Supplied passage =
Quantum Wealth Summary

 

  • Which stocks in our portfolio performed best across 2021?
  • Which stocks could outperform in 2022?
  • What were the key forces that shaped recovery and growth in 2021?
  • What key forces will create opportunity in 2022?

 


 

You thought 2020 was bad?

2021 was actually a harder year to be in the markets for experienced investors.

Let’s go back to the beginning and explore why.

 

2020 saw the coronavirus emergency

 

The lockdowns caused widespread fear. How could businesses survive this when many couldn’t even open?

We saw drawdowns of around 35% in March 2020. We saw investors with portfolios of $1 million lose $300k on paper.

The human mind often responds badly to fear. Especially if it is not experienced or trained in dealing with it.

There were 3 possibilities:

  • Some investors sold during the March 2020 coronavirus crash and crystallised their losses.
  • Some held on as governments and central banks provided emergency support to economies.
  • Some bought and topped up on discounted positions to varying degrees.

In the case of that million-dollar portfolio, the worst choice was to crystallise and make the loss permanent.

Extracted material =
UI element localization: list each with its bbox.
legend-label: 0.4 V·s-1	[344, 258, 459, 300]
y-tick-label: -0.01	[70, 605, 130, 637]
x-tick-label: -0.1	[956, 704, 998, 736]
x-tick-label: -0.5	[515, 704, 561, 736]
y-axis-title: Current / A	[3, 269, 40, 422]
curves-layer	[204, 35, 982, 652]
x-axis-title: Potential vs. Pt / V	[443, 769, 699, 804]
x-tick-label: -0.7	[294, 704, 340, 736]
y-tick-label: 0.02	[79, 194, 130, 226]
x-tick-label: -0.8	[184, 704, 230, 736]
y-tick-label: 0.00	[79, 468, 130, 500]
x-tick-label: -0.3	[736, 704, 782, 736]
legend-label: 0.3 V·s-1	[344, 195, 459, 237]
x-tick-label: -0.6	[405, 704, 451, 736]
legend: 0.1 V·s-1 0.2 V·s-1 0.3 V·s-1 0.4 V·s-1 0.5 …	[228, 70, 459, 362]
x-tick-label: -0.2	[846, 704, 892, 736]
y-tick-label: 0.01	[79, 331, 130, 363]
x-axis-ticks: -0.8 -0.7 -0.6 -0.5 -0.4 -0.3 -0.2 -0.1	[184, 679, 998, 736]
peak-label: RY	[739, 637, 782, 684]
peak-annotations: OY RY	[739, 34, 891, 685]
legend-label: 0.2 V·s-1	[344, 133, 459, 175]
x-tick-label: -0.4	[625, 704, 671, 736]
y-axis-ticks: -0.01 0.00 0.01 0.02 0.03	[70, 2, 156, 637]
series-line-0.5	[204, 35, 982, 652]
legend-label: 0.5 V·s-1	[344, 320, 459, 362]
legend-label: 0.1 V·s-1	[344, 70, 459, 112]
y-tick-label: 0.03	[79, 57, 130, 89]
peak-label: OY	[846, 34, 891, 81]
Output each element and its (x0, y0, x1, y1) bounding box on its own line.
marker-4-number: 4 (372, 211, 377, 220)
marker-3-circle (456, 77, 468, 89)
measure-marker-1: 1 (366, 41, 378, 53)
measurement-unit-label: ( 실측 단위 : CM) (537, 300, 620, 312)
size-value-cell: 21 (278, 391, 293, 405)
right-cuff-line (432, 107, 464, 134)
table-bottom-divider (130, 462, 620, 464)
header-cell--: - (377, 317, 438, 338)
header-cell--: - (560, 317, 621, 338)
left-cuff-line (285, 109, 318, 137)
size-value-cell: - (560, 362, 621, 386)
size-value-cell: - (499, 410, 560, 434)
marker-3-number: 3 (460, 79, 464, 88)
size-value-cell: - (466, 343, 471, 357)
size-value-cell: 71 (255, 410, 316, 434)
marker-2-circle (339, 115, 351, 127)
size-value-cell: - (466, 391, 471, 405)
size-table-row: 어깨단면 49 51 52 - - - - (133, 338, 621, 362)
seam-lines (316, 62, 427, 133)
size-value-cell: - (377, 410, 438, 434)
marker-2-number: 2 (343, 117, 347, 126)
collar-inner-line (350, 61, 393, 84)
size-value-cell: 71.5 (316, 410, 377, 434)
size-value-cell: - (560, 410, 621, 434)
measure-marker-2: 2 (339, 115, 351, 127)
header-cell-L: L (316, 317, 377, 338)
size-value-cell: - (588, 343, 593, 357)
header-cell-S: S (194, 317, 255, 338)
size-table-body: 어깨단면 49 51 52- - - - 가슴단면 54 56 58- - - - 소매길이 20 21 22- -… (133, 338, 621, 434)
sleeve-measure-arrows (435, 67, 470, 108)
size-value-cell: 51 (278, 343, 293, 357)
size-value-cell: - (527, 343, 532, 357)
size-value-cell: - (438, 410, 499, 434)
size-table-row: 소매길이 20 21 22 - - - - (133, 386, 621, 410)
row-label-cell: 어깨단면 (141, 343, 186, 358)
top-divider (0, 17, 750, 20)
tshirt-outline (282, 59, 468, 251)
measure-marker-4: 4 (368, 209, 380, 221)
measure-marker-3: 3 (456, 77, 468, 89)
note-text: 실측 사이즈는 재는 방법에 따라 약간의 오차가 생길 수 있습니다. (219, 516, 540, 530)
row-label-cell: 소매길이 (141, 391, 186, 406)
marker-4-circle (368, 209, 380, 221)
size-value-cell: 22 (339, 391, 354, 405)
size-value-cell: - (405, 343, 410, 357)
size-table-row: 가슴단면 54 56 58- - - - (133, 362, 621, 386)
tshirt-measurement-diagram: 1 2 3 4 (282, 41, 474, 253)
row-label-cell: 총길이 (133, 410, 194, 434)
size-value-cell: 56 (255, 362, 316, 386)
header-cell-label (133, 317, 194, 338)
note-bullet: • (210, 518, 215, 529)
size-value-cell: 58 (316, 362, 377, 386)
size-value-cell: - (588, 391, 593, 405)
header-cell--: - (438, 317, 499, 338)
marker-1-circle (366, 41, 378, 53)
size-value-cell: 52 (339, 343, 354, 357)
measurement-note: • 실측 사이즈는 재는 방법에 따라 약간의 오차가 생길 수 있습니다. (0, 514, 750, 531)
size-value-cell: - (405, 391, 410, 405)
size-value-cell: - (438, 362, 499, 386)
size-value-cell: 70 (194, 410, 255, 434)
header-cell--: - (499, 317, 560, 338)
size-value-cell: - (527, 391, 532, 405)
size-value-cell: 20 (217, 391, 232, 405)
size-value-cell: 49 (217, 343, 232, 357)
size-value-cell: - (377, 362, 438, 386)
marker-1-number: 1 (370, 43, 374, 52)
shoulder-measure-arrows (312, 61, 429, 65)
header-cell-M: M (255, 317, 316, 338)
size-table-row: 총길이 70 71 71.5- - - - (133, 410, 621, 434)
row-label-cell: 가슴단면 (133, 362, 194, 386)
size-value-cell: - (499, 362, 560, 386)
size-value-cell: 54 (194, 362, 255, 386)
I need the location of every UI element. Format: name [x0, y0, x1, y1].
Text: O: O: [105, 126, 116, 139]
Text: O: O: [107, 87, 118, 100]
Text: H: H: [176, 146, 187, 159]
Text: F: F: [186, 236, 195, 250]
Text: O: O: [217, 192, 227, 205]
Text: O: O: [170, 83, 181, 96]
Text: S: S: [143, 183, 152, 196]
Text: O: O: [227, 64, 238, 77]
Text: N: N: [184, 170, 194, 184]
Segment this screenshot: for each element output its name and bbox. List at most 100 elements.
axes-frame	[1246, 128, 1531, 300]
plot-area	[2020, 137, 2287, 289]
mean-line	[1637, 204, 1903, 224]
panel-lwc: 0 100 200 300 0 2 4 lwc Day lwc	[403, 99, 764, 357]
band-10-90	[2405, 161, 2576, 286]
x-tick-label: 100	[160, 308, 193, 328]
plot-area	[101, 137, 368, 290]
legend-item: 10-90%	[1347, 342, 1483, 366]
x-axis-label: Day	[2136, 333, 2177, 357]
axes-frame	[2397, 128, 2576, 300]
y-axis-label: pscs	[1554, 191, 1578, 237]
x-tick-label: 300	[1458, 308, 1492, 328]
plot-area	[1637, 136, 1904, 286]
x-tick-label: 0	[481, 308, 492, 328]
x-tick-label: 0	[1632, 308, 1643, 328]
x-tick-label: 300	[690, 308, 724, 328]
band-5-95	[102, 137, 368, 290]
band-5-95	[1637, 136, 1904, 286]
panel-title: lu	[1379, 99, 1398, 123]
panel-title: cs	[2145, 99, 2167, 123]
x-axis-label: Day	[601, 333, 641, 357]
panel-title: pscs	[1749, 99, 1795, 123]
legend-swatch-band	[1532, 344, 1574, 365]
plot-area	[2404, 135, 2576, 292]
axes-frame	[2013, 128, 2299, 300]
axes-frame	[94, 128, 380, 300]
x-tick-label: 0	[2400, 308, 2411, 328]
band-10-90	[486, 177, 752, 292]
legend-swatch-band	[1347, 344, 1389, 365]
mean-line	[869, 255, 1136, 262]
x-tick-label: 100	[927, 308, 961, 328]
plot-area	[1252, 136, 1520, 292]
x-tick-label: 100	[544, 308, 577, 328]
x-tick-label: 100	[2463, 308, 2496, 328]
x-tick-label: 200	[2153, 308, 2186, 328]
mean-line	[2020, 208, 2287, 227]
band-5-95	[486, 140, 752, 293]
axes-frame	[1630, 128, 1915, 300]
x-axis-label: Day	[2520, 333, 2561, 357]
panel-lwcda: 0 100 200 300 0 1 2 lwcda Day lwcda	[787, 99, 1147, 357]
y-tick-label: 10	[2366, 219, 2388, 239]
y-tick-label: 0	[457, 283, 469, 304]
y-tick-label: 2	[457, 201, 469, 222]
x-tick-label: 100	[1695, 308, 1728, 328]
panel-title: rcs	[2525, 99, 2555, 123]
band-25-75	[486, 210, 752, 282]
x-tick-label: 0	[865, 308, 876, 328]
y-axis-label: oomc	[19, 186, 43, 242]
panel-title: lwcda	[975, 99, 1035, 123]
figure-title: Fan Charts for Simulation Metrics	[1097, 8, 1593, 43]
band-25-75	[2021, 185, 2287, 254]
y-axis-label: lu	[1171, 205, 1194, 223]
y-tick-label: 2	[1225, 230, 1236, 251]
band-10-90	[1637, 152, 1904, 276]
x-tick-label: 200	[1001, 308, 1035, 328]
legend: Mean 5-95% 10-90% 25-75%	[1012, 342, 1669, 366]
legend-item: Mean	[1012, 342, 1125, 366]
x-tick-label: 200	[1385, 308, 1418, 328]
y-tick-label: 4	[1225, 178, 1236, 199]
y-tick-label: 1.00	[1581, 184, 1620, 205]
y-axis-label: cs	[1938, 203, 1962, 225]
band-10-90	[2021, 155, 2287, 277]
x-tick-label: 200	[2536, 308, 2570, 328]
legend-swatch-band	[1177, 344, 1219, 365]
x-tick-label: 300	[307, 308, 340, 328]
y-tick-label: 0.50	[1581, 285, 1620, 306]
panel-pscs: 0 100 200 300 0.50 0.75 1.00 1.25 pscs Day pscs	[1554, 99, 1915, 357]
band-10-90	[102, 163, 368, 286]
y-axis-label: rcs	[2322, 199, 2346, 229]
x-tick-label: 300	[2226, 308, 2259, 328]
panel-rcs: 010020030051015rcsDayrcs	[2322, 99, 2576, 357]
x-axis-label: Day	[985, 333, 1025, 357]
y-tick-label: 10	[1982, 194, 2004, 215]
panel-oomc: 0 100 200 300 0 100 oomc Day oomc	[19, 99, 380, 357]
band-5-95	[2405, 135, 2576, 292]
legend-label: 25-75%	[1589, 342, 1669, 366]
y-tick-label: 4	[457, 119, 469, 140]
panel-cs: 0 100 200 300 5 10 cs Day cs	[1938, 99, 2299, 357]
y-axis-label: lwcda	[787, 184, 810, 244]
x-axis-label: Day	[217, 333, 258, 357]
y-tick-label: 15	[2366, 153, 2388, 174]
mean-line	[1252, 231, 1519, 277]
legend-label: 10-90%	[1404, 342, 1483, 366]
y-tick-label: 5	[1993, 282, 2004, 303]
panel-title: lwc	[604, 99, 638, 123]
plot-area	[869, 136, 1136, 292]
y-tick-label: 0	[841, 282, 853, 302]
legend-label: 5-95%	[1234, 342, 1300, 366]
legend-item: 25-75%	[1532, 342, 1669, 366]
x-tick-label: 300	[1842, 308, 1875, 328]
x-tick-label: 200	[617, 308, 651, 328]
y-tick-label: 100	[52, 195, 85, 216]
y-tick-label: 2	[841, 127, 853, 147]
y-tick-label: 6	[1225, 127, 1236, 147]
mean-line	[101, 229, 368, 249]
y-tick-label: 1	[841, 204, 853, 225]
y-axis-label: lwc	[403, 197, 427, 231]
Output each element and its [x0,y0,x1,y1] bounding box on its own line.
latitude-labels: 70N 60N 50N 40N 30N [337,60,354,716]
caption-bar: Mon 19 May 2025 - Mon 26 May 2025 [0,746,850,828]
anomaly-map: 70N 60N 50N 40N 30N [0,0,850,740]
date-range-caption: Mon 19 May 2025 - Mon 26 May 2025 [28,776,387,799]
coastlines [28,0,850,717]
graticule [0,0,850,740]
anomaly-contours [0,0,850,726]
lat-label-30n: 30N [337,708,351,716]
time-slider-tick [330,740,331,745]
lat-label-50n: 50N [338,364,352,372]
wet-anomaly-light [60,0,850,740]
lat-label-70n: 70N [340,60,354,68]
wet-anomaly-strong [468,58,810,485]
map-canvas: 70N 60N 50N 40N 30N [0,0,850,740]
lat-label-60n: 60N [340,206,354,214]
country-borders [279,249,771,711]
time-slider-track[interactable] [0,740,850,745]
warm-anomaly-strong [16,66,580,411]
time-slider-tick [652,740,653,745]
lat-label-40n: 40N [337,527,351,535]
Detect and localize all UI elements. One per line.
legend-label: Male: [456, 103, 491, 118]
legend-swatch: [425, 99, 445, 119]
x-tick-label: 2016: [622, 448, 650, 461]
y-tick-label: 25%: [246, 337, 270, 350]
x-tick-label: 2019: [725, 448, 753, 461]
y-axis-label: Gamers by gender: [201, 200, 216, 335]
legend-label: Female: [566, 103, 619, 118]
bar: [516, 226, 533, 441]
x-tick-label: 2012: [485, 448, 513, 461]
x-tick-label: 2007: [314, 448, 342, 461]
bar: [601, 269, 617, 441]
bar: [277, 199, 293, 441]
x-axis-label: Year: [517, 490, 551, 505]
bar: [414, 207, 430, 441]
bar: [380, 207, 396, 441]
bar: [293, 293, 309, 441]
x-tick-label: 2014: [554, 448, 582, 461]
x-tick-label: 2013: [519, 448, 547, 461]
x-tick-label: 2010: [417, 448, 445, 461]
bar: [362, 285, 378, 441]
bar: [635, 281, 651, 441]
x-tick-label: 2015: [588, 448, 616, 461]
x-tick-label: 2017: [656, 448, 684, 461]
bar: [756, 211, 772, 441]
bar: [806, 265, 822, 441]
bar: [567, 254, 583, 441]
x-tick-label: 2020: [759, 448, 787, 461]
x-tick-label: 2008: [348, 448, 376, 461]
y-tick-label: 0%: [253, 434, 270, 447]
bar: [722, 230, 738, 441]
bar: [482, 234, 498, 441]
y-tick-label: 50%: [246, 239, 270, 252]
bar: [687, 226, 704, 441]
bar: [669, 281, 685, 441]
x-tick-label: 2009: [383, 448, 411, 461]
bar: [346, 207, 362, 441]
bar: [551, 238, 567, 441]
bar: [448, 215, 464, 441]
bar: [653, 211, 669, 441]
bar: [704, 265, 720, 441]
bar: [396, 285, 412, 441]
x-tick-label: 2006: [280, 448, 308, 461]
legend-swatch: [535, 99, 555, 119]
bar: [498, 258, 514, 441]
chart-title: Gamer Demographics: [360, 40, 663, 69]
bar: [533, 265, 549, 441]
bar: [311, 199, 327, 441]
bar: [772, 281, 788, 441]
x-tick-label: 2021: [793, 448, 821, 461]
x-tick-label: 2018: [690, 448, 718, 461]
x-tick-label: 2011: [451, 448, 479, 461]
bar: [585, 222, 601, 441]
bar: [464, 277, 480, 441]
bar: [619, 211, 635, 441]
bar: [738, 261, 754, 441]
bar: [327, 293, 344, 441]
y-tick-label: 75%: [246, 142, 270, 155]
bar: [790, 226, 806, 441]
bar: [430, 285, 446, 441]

What you need to do =
1: Reproduce the Quantum Wealth summary between "The human mind" and "to varying degrees.", inclusive.
2: Carry on writing the Quantum Wealth summary from where it stops.

Answers by task =
1:
The human mind often responds badly to fear. Especially if it is not experienced or trained in dealing with it.

There were 3 possibilities:

  • Some investors sold during the March 2020 coronavirus crash and crystallised their losses.
  • Some held on as governments and central banks provided emergency support to economies.
  • Some bought and topped up on discounted positions to varying degrees.

2:
A better choice was to hold on. Many of those investors are almost back to where they were before 2020.

But an even better choice was to buy the fear. Although few could predict the level of monetary support that would follow, many stocks doubled from their March 2020 price into 2021.

 

 

Someone with a $1 million portfolio could now see that move towards $2 million.

In this way, 2020 was an opportunity for investors.

 

2021 has been much harder

 

The opportunity of many stocks being on a massive sale has passed. 2021 has seen volatility and hazardous uncertainty as investors ask:

  • Can there be sustainable recovery when so much stimulus cash has flooded the global economy, causing lethal inflation?
  • What will happen in markets when interest rates rise?
  • Is the world a more dangerous place now that states are seeking to secure their supply chains and increase their military capabilities?
  • Will we get control of the virus? Or will it continue to mutate beyond vaccines into more transmissible and hazardous variants?
  • Debt levels have increased again, beyond the already dangerous levels we saw during the GFC. Is another reckoning coming?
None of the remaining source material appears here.